Records for the task »
________________

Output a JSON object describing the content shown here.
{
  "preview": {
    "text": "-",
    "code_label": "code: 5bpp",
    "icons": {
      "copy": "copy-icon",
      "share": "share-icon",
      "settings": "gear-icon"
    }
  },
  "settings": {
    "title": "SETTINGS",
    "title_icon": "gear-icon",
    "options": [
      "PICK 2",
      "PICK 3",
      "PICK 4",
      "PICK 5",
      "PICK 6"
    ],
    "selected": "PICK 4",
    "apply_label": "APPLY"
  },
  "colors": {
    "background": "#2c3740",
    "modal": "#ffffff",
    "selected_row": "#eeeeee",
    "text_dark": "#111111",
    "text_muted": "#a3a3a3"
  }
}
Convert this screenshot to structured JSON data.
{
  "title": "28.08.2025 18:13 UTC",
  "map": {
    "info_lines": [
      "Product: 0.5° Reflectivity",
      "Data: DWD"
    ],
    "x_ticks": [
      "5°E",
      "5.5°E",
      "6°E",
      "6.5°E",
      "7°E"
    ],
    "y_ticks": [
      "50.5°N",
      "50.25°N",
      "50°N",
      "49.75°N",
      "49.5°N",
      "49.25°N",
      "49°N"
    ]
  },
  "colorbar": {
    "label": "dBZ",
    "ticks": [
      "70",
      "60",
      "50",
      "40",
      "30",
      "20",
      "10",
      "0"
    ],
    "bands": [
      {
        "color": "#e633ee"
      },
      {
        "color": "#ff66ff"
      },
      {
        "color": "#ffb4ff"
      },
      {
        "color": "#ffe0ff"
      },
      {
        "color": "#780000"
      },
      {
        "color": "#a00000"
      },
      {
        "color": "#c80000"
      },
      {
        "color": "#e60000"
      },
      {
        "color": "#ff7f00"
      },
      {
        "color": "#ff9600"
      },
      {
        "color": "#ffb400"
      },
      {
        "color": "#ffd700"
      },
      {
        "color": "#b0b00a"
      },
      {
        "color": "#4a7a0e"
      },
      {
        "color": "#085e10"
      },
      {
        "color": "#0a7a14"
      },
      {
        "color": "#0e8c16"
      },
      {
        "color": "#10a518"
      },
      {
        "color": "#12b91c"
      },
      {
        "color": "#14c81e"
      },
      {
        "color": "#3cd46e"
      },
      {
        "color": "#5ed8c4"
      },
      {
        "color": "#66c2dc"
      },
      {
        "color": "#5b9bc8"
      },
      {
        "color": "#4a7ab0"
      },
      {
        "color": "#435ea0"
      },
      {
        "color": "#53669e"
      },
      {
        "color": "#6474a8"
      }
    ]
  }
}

________________

Aim » Which lines above hold the word "PICK"? Copy each of them.

Written solution »
      "PICK 2",
      "PICK 3",
      "PICK 4",
      "PICK 5",
      "PICK 6"
    "selected": "PICK 4",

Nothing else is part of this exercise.